-- What needs to be done --
The entries below are to be written out again without alteration.

-=-=-=-=-

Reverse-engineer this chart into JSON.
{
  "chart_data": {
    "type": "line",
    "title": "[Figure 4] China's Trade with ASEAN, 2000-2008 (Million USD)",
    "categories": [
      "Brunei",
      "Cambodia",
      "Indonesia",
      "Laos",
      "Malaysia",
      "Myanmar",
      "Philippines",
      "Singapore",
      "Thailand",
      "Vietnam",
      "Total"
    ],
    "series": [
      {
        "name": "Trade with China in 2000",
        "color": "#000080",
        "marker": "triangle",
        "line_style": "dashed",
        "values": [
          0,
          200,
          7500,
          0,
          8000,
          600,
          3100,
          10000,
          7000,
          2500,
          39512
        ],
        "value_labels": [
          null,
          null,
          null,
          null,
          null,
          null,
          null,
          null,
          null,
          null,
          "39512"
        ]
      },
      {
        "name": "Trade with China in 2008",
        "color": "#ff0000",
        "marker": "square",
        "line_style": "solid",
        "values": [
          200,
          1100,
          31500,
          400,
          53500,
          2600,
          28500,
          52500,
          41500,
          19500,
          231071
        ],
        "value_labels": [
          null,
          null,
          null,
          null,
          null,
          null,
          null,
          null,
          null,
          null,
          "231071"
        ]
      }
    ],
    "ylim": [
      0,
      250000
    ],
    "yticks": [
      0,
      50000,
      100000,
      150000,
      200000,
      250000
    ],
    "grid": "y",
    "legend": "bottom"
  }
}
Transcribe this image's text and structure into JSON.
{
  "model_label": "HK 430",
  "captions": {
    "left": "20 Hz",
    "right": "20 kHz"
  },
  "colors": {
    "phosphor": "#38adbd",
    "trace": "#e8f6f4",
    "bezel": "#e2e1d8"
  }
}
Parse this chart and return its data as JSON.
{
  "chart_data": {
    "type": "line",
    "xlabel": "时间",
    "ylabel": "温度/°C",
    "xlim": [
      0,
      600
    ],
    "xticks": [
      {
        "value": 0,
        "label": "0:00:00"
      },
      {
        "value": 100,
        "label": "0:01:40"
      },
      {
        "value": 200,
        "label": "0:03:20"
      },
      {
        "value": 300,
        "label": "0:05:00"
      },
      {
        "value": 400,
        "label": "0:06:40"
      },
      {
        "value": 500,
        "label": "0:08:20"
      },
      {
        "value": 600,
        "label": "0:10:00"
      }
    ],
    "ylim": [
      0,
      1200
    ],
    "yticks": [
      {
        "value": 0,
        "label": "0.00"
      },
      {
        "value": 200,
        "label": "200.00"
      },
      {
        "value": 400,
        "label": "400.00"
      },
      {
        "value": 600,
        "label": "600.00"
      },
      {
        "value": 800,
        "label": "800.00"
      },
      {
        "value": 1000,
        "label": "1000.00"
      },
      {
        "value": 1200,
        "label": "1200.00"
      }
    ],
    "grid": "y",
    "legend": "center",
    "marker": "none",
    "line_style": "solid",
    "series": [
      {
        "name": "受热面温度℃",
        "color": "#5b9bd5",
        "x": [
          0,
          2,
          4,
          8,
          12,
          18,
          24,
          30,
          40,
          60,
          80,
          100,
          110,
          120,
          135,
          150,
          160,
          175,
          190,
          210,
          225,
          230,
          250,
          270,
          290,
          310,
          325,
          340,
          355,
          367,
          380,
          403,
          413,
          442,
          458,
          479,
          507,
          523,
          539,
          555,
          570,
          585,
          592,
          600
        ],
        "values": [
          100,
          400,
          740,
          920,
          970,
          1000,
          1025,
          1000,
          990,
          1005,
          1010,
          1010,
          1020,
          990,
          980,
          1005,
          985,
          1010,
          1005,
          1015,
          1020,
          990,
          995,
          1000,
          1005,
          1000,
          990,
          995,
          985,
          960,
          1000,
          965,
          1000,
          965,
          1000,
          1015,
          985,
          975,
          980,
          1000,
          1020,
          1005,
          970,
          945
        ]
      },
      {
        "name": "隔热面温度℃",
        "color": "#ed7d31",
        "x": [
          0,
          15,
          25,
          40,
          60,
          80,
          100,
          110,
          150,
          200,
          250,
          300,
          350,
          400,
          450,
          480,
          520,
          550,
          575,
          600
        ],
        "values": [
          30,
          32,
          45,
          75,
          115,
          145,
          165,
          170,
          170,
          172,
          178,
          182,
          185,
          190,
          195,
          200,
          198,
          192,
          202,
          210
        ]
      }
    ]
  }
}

-=-=-=-=-

-- Result below --
Reverse-engineer this chart into JSON.
{
  "chart_data": {
    "type": "line",
    "title": "[Figure 4] China's Trade with ASEAN, 2000-2008 (Million USD)",
    "categories": [
      "Brunei",
      "Cambodia",
      "Indonesia",
      "Laos",
      "Malaysia",
      "Myanmar",
      "Philippines",
      "Singapore",
      "Thailand",
      "Vietnam",
      "Total"
    ],
    "series": [
      {
        "name": "Trade with China in 2000",
        "color": "#000080",
        "marker": "triangle",
        "line_style": "dashed",
        "values": [
          0,
          200,
          7500,
          0,
          8000,
          600,
          3100,
          10000,
          7000,
          2500,
          39512
        ],
        "value_labels": [
          null,
          null,
          null,
          null,
          null,
          null,
          null,
          null,
          null,
          null,
          "39512"
        ]
      },
      {
        "name": "Trade with China in 2008",
        "color": "#ff0000",
        "marker": "square",
        "line_style": "solid",
        "values": [
          200,
          1100,
          31500,
          400,
          53500,
          2600,
          28500,
          52500,
          41500,
          19500,
          231071
        ],
        "value_labels": [
          null,
          null,
          null,
          null,
          null,
          null,
          null,
          null,
          null,
          null,
          "231071"
        ]
      }
    ],
    "ylim": [
      0,
      250000
    ],
    "yticks": [
      0,
      50000,
      100000,
      150000,
      200000,
      250000
    ],
    "grid": "y",
    "legend": "bottom"
  }
}
Transcribe this image's text and structure into JSON.
{
  "model_label": "HK 430",
  "captions": {
    "left": "20 Hz",
    "right": "20 kHz"
  },
  "colors": {
    "phosphor": "#38adbd",
    "trace": "#e8f6f4",
    "bezel": "#e2e1d8"
  }
}
Parse this chart and return its data as JSON.
{
  "chart_data": {
    "type": "line",
    "xlabel": "时间",
    "ylabel": "温度/°C",
    "xlim": [
      0,
      600
    ],
    "xticks": [
      {
        "value": 0,
        "label": "0:00:00"
      },
      {
        "value": 100,
        "label": "0:01:40"
      },
      {
        "value": 200,
        "label": "0:03:20"
      },
      {
        "value": 300,
        "label": "0:05:00"
      },
      {
        "value": 400,
        "label": "0:06:40"
      },
      {
        "value": 500,
        "label": "0:08:20"
      },
      {
        "value": 600,
        "label": "0:10:00"
      }
    ],
    "ylim": [
      0,
      1200
    ],
    "yticks": [
      {
        "value": 0,
        "label": "0.00"
      },
      {
        "value": 200,
        "label": "200.00"
      },
      {
        "value": 400,
        "label": "400.00"
      },
      {
        "value": 600,
        "label": "600.00"
      },
      {
        "value": 800,
        "label": "800.00"
      },
      {
        "value": 1000,
        "label": "1000.00"
      },
      {
        "value": 1200,
        "label": "1200.00"
      }
    ],
    "grid": "y",
    "legend": "center",
    "marker": "none",
    "line_style": "solid",
    "series": [
      {
        "name": "受热面温度℃",
        "color": "#5b9bd5",
        "x": [
          0,
          2,
          4,
          8,
          12,
          18,
          24,
          30,
          40,
          60,
          80,
          100,
          110,
          120,
          135,
          150,
          160,
          175,
          190,
          210,
          225,
          230,
          250,
          270,
          290,
          310,
          325,
          340,
          355,
          367,
          380,
          403,
          413,
          442,
          458,
          479,
          507,
          523,
          539,
          555,
          570,
          585,
          592,
          600
        ],
        "values": [
          100,
          400,
          740,
          920,
          970,
          1000,
          1025,
          1000,
          990,
          1005,
          1010,
          1010,
          1020,
          990,
          980,
          1005,
          985,
          1010,
          1005,
          1015,
          1020,
          990,
          995,
          1000,
          1005,
          1000,
          990,
          995,
          985,
          960,
          1000,
          965,
          1000,
          965,
          1000,
          1015,
          985,
          975,
          980,
          1000,
          1020,
          1005,
          970,
          945
        ]
      },
      {
        "name": "隔热面温度℃",
        "color": "#ed7d31",
        "x": [
          0,
          15,
          25,
          40,
          60,
          80,
          100,
          110,
          150,
          200,
          250,
          300,
          350,
          400,
          450,
          480,
          520,
          550,
          575,
          600
        ],
        "values": [
          30,
          32,
          45,
          75,
          115,
          145,
          165,
          170,
          170,
          172,
          178,
          182,
          185,
          190,
          195,
          200,
          198,
          192,
          202,
          210
        ]
      }
    ]
  }
}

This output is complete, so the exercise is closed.